(Raw data):
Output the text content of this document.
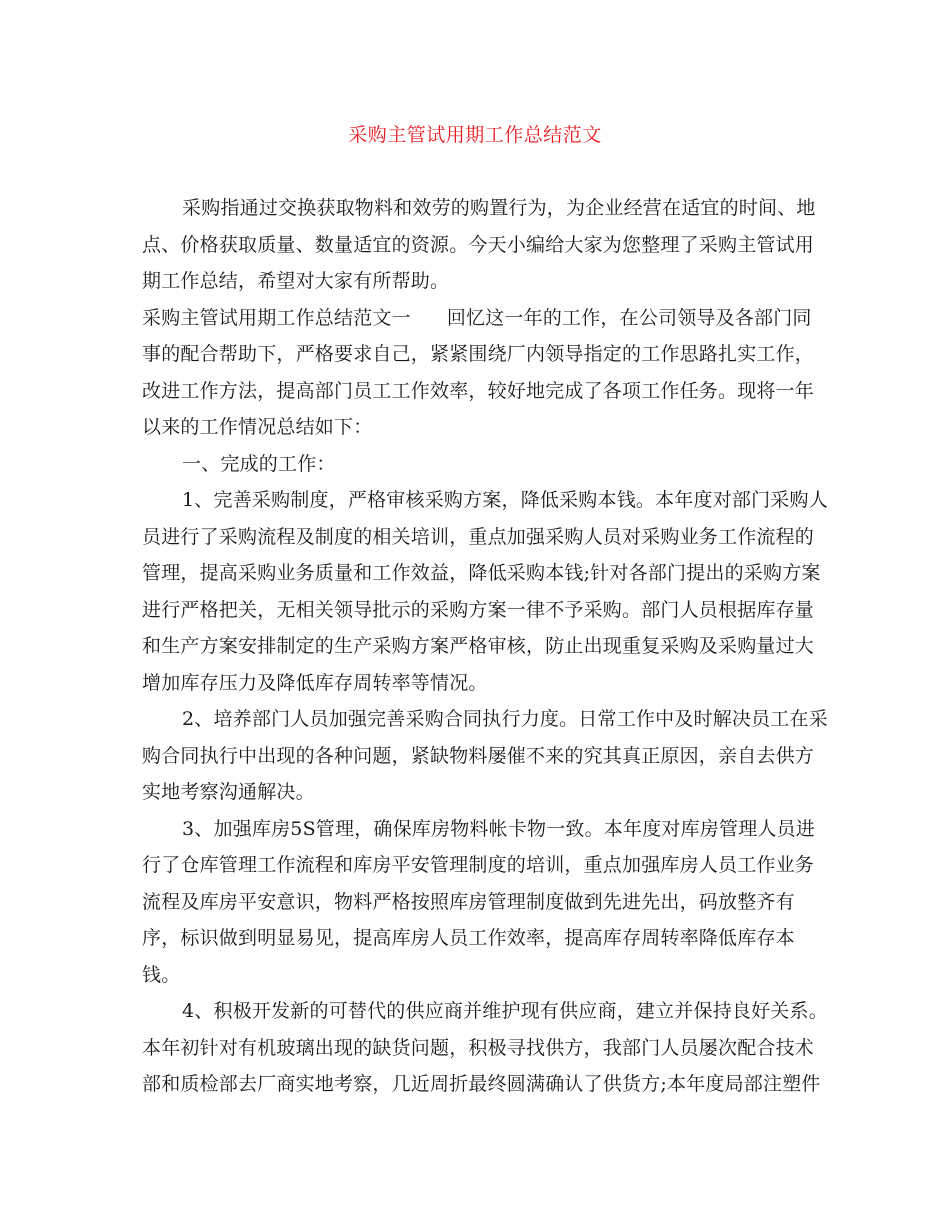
采购主管试用期工作总结范文
采购指通过交换获取物料和效劳的购置行为，为企业经营在适宜的时间、地
点、价格获取质量、数量适宜的资源。今天小编给大家为您整理了采购主管试用
期工作总结，希望对大家有所帮助。
采购主管试用期工作总结范文一 回忆这一年的工作，在公司领导及各部门同
事的配合帮助下，严格要求自己，紧紧围绕厂内领导指定的工作思路扎实工作，
改进工作方法，提高部门员工工作效率，较好地完成了各项工作任务。现将一年
以来的工作情况总结如下：
一、完成的工作：
1、完善采购制度，严格审核采购方案，降低采购本钱。本年度对部门采购人
员进行了采购流程及制度的相关培训，重点加强采购人员对采购业务工作流程的
管理，提高采购业务质量和工作效益，降低采购本钱;针对各部门提出的采购方案
进行严格把关，无相关领导批示的采购方案一律不予采购。部门人员根据库存量
和生产方案安排制定的生产采购方案严格审核，防止出现重复采购及采购量过大
增加库存压力及降低库存周转率等情况。
2、培养部门人员加强完善采购合同执行力度。日常工作中及时解决员工在采
购合同执行中出现的各种问题，紧缺物料屡催不来的究其真正原因，亲自去供方
实地考察沟通解决。
3、加强库房5S管理，确保库房物料帐卡物一致。本年度对库房管理人员进
行了仓库管理工作流程和库房平安管理制度的培训，重点加强库房人员工作业务
流程及库房平安意识，物料严格按照库房管理制度做到先进先出，码放整齐有
序，标识做到明显易见，提高库房人员工作效率，提高库存周转率降低库存本
钱。
4、积极开发新的可替代的供应商并维护现有供应商，建立并保持良好关系。
本年初针对有机玻璃出现的缺货问题，积极寻找供方，我部门人员屡次配合技术
部和质检部去厂商实地考察，几近周折最终圆满确认了供货方;本年度局部注塑件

(Exercise objective): Without the pictures, transcribe the listing above exactly.

(Written reply):
Output the text content of this document.
采购主管试用期工作总结范文
采购指通过交换获取物料和效劳的购置行为，为企业经营在适宜的时间、地
点、价格获取质量、数量适宜的资源。今天小编给大家为您整理了采购主管试用
期工作总结，希望对大家有所帮助。
采购主管试用期工作总结范文一 回忆这一年的工作，在公司领导及各部门同
事的配合帮助下，严格要求自己，紧紧围绕厂内领导指定的工作思路扎实工作，
改进工作方法，提高部门员工工作效率，较好地完成了各项工作任务。现将一年
以来的工作情况总结如下：
一、完成的工作：
1、完善采购制度，严格审核采购方案，降低采购本钱。本年度对部门采购人
员进行了采购流程及制度的相关培训，重点加强采购人员对采购业务工作流程的
管理，提高采购业务质量和工作效益，降低采购本钱;针对各部门提出的采购方案
进行严格把关，无相关领导批示的采购方案一律不予采购。部门人员根据库存量
和生产方案安排制定的生产采购方案严格审核，防止出现重复采购及采购量过大
增加库存压力及降低库存周转率等情况。
2、培养部门人员加强完善采购合同执行力度。日常工作中及时解决员工在采
购合同执行中出现的各种问题，紧缺物料屡催不来的究其真正原因，亲自去供方
实地考察沟通解决。
3、加强库房5S管理，确保库房物料帐卡物一致。本年度对库房管理人员进
行了仓库管理工作流程和库房平安管理制度的培训，重点加强库房人员工作业务
流程及库房平安意识，物料严格按照库房管理制度做到先进先出，码放整齐有
序，标识做到明显易见，提高库房人员工作效率，提高库存周转率降低库存本
钱。
4、积极开发新的可替代的供应商并维护现有供应商，建立并保持良好关系。
本年初针对有机玻璃出现的缺货问题，积极寻找供方，我部门人员屡次配合技术
部和质检部去厂商实地考察，几近周折最终圆满确认了供货方;本年度局部注塑件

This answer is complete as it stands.